_Goal_.
Return every record exactly as written.

_Data for this task_.
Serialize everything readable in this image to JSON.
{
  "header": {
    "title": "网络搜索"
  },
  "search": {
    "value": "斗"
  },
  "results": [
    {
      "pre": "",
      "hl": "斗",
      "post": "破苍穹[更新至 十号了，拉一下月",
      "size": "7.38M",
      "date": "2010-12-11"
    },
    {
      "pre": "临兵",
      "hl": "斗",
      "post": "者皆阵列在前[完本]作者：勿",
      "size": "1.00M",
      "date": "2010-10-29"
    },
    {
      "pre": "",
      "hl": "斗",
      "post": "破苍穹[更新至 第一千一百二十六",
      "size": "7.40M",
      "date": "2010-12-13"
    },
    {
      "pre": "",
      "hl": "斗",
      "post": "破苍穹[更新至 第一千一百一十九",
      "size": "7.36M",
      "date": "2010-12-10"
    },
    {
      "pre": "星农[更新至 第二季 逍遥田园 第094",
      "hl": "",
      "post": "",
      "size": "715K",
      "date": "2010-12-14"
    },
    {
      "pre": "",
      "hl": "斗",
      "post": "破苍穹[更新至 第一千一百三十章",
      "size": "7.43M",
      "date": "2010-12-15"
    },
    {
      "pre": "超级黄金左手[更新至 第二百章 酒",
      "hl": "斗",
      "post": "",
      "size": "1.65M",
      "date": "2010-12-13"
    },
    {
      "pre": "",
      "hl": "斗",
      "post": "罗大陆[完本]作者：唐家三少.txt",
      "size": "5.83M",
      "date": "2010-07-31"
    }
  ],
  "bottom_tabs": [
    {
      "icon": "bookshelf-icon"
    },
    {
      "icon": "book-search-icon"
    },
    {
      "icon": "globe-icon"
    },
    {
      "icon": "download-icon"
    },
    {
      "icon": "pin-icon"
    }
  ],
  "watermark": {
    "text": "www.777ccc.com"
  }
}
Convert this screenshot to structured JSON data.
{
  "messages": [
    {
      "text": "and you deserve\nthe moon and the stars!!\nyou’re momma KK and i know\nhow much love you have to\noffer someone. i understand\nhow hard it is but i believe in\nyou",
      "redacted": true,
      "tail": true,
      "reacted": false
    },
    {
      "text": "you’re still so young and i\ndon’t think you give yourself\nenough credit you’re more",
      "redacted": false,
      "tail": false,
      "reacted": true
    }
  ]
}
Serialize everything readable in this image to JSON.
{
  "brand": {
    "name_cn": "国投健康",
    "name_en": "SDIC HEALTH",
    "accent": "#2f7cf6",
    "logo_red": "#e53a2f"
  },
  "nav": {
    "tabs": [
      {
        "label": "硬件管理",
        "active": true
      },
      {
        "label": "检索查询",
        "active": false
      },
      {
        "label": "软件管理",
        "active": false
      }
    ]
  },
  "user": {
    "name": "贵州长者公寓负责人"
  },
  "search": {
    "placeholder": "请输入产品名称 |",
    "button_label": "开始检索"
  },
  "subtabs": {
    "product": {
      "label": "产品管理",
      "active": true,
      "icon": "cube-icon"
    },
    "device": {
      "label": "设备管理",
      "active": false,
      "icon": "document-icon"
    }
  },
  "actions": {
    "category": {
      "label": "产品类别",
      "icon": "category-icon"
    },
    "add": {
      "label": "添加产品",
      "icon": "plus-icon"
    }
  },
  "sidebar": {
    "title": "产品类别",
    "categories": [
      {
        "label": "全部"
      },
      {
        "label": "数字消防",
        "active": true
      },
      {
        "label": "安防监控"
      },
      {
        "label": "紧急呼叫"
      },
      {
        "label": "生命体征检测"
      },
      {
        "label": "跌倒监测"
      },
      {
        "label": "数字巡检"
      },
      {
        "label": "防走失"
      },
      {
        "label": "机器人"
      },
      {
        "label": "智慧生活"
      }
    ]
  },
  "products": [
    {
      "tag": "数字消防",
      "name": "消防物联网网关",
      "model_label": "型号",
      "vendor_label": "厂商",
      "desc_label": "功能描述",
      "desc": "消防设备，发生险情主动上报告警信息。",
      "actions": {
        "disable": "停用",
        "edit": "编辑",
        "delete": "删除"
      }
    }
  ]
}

_The solution_.
Serialize everything readable in this image to JSON.
{
  "header": {
    "title": "网络搜索"
  },
  "search": {
    "value": "斗"
  },
  "results": [
    {
      "pre": "",
      "hl": "斗",
      "post": "破苍穹[更新至 十号了，拉一下月",
      "size": "7.38M",
      "date": "2010-12-11"
    },
    {
      "pre": "临兵",
      "hl": "斗",
      "post": "者皆阵列在前[完本]作者：勿",
      "size": "1.00M",
      "date": "2010-10-29"
    },
    {
      "pre": "",
      "hl": "斗",
      "post": "破苍穹[更新至 第一千一百二十六",
      "size": "7.40M",
      "date": "2010-12-13"
    },
    {
      "pre": "",
      "hl": "斗",
      "post": "破苍穹[更新至 第一千一百一十九",
      "size": "7.36M",
      "date": "2010-12-10"
    },
    {
      "pre": "星农[更新至 第二季 逍遥田园 第094",
      "hl": "",
      "post": "",
      "size": "715K",
      "date": "2010-12-14"
    },
    {
      "pre": "",
      "hl": "斗",
      "post": "破苍穹[更新至 第一千一百三十章",
      "size": "7.43M",
      "date": "2010-12-15"
    },
    {
      "pre": "超级黄金左手[更新至 第二百章 酒",
      "hl": "斗",
      "post": "",
      "size": "1.65M",
      "date": "2010-12-13"
    },
    {
      "pre": "",
      "hl": "斗",
      "post": "罗大陆[完本]作者：唐家三少.txt",
      "size": "5.83M",
      "date": "2010-07-31"
    }
  ],
  "bottom_tabs": [
    {
      "icon": "bookshelf-icon"
    },
    {
      "icon": "book-search-icon"
    },
    {
      "icon": "globe-icon"
    },
    {
      "icon": "download-icon"
    },
    {
      "icon": "pin-icon"
    }
  ],
  "watermark": {
    "text": "www.777ccc.com"
  }
}
Convert this screenshot to structured JSON data.
{
  "messages": [
    {
      "text": "and you deserve\nthe moon and the stars!!\nyou’re momma KK and i know\nhow much love you have to\noffer someone. i understand\nhow hard it is but i believe in\nyou",
      "redacted": true,
      "tail": true,
      "reacted": false
    },
    {
      "text": "you’re still so young and i\ndon’t think you give yourself\nenough credit you’re more",
      "redacted": false,
      "tail": false,
      "reacted": true
    }
  ]
}
Serialize everything readable in this image to JSON.
{
  "brand": {
    "name_cn": "国投健康",
    "name_en": "SDIC HEALTH",
    "accent": "#2f7cf6",
    "logo_red": "#e53a2f"
  },
  "nav": {
    "tabs": [
      {
        "label": "硬件管理",
        "active": true
      },
      {
        "label": "检索查询",
        "active": false
      },
      {
        "label": "软件管理",
        "active": false
      }
    ]
  },
  "user": {
    "name": "贵州长者公寓负责人"
  },
  "search": {
    "placeholder": "请输入产品名称 |",
    "button_label": "开始检索"
  },
  "subtabs": {
    "product": {
      "label": "产品管理",
      "active": true,
      "icon": "cube-icon"
    },
    "device": {
      "label": "设备管理",
      "active": false,
      "icon": "document-icon"
    }
  },
  "actions": {
    "category": {
      "label": "产品类别",
      "icon": "category-icon"
    },
    "add": {
      "label": "添加产品",
      "icon": "plus-icon"
    }
  },
  "sidebar": {
    "title": "产品类别",
    "categories": [
      {
        "label": "全部"
      },
      {
        "label": "数字消防",
        "active": true
      },
      {
        "label": "安防监控"
      },
      {
        "label": "紧急呼叫"
      },
      {
        "label": "生命体征检测"
      },
      {
        "label": "跌倒监测"
      },
      {
        "label": "数字巡检"
      },
      {
        "label": "防走失"
      },
      {
        "label": "机器人"
      },
      {
        "label": "智慧生活"
      }
    ]
  },
  "products": [
    {
      "tag": "数字消防",
      "name": "消防物联网网关",
      "model_label": "型号",
      "vendor_label": "厂商",
      "desc_label": "功能描述",
      "desc": "消防设备，发生险情主动上报告警信息。",
      "actions": {
        "disable": "停用",
        "edit": "编辑",
        "delete": "删除"
      }
    }
  ]
}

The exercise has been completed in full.